• TEXTO PARA ANÁLISIS:
Sergio es fisioterapeuta de las selecciones nacionales de hockey y atiende en consultorio o a domicilio. La familia tiene una empleada doméstica: «Viene tres veces a la semana, pero tenemos la suerte de poder contar con la ayuda diaria de las dos abuelas».

Maria Eugenia, de 35 años, compatibiliza su trabaja en el ministerio, «con traducciones de inglés, portugués y transcripciones de textos». Como su marido tiene jornadas más flexibles, él se ocupa de la compra. «¿Qué ha cambiado en menos de un año? Ahora, antes de salir, busco las ofertas en internet, espero los días de promoción y comparo precios. La carne, el queso y las pastas los compro en mayoristas o en la fábrica. En nuestra alacena hay lo que tiene que haber. Lo que se necesita. Lo superfluo lo hemos eliminado».

El sector de alimentación y textil es donde los precios se han disparado, pero en otros los cambios no son traumáticos. «El colegio de Valentina ha subido, pero tampoco demasiado», reconocen, «el gas y la electricidad, si consumes más de un limite, te penalizan con tarifas altas». Pero «la nafta (gasolina) sigue igual aunque los peajes (para entrar a la ciudad) han tenido un incremento».

Entre los dos tienen unos ingresos medios, de 9.000 pesos (cerca de 2.000 euros) y en gastos fijos, según cálculo sobre la marcha, se les van unos 8.000. «Nuestra situación no es dramática, como sucede en otras profesiones. Los sueldos se han actualizado. La clase media argentina está acostumbrada a las crisis, así que una más no nos asusta tanto. Peor fue la de 1989 cuando no había precios —los supermercados cambiaban el valor de los productos cada hora— o en 2001, que nos sacaron la plata y nos la bloquearon con el corralito. En Argentina no existe el largo plazo como en Europa». Nairobi: La frontera del supermercado, por Eduardo S. Molano

Símbolo de la bonanza económica que en los 90 experimentó Kenia, el Nakumatt Prestige se ha convertido con el paso del tiempo en la principal referencia comercial de Nairobi. Su exitoso modelo de negocio —basado en los centros comerciales estadounidenses— ha provocado que esta cadena de hipermercados indios se haya multiplicado entre los barrios de clase media del país. Sin embargo, el desempleo que experimenta Kenia en los últimos meses ha convertido a este centro comercial en el verdadero termómetro económico de todo el continente africano. Pero, al contrario de lo que ocurre en Zimbabue o Angola, su mercurio no mide la escasez alimenticia que experimentan sus estanterías, sino que se basa en la pura psicología. Desde que la crisis económica que asuela el mundo pusiera sus ojos en Kenia, sus puertas sirven de frontera física y social entre dos de los principales barrios de la capital africana: Kilimani Estate, hogar de la clase media keniana, y Kibera, el mayor barrio de chabolas del mundo.

• INFORMACIÓN PROPORCIONADA:
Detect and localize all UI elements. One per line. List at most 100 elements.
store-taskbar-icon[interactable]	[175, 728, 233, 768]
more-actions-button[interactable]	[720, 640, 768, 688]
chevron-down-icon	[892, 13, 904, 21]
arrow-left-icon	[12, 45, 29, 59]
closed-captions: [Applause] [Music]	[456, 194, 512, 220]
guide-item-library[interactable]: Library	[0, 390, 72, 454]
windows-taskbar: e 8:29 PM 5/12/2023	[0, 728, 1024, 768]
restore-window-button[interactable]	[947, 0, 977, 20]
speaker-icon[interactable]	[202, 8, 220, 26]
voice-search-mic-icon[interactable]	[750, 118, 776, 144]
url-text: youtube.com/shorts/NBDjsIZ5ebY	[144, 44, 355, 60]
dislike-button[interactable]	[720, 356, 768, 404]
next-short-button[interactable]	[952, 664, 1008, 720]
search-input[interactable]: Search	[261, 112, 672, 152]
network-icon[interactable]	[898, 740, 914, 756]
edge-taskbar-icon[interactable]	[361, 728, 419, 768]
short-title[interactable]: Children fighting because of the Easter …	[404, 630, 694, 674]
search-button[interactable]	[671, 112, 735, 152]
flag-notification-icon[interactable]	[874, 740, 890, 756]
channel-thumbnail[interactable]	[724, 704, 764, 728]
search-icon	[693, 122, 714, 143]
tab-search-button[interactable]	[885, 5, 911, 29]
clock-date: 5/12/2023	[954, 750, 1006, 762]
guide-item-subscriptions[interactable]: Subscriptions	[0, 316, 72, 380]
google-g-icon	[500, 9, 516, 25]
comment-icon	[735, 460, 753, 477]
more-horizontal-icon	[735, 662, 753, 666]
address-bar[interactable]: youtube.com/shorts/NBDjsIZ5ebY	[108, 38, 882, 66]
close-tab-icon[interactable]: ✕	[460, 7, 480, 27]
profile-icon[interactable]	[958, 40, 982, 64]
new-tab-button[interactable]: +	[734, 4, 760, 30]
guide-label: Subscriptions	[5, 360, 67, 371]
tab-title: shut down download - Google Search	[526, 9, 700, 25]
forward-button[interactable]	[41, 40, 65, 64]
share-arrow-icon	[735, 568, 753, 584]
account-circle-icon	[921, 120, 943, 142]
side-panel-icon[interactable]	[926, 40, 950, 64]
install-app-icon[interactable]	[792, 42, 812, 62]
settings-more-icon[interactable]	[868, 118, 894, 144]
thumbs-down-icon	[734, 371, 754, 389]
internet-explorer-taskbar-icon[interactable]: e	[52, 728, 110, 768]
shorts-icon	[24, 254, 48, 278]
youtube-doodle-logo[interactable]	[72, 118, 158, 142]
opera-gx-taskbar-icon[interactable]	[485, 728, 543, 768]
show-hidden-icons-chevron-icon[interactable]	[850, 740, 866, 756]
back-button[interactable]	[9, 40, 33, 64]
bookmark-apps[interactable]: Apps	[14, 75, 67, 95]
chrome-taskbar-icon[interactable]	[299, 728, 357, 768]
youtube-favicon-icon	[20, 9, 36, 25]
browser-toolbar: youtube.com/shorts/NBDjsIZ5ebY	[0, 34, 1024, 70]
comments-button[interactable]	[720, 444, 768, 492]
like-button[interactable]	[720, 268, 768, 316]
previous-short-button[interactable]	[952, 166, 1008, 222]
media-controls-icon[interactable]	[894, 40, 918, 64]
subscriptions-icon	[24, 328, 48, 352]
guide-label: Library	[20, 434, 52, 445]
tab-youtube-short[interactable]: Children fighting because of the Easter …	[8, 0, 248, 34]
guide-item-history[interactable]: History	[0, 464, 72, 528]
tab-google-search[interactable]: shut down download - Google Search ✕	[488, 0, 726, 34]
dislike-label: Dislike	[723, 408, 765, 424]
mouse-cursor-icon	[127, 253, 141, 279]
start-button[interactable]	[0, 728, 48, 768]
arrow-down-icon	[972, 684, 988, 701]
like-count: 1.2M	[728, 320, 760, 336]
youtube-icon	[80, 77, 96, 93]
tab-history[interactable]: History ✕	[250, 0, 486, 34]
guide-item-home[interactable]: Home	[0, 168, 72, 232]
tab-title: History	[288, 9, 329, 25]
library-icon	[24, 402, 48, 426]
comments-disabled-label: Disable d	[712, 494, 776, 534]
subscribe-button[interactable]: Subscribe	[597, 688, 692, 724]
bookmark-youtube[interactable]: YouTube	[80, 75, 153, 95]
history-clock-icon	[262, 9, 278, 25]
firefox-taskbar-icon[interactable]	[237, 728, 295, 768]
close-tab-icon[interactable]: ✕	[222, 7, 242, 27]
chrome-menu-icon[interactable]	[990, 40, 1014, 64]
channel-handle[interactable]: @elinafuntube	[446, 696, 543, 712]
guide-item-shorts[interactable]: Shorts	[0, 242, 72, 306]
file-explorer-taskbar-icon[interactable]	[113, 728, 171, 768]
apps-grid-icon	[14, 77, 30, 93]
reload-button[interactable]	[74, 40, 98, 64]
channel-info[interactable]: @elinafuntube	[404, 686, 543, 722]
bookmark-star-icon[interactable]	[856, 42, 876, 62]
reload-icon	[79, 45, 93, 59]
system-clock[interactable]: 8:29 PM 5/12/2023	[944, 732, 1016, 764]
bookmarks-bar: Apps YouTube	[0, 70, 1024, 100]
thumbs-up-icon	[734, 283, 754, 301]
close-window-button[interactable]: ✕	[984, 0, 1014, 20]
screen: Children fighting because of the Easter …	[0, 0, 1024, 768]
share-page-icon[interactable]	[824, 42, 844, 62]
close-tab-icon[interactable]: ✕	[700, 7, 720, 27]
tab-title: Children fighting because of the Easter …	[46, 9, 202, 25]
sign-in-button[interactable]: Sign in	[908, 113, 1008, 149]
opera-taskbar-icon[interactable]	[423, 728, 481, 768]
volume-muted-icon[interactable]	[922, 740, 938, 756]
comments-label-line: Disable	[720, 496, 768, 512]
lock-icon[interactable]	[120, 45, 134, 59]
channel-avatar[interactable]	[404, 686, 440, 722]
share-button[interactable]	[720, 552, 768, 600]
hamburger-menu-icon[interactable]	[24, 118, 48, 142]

• TAREA SOLICITADA: Según el texto para análisis, ¿cuántas veces por semana va la empleada doméstica a casa de la familia de Sergio?

• RESPUESTA ESPERADA: Tres veces a la semana.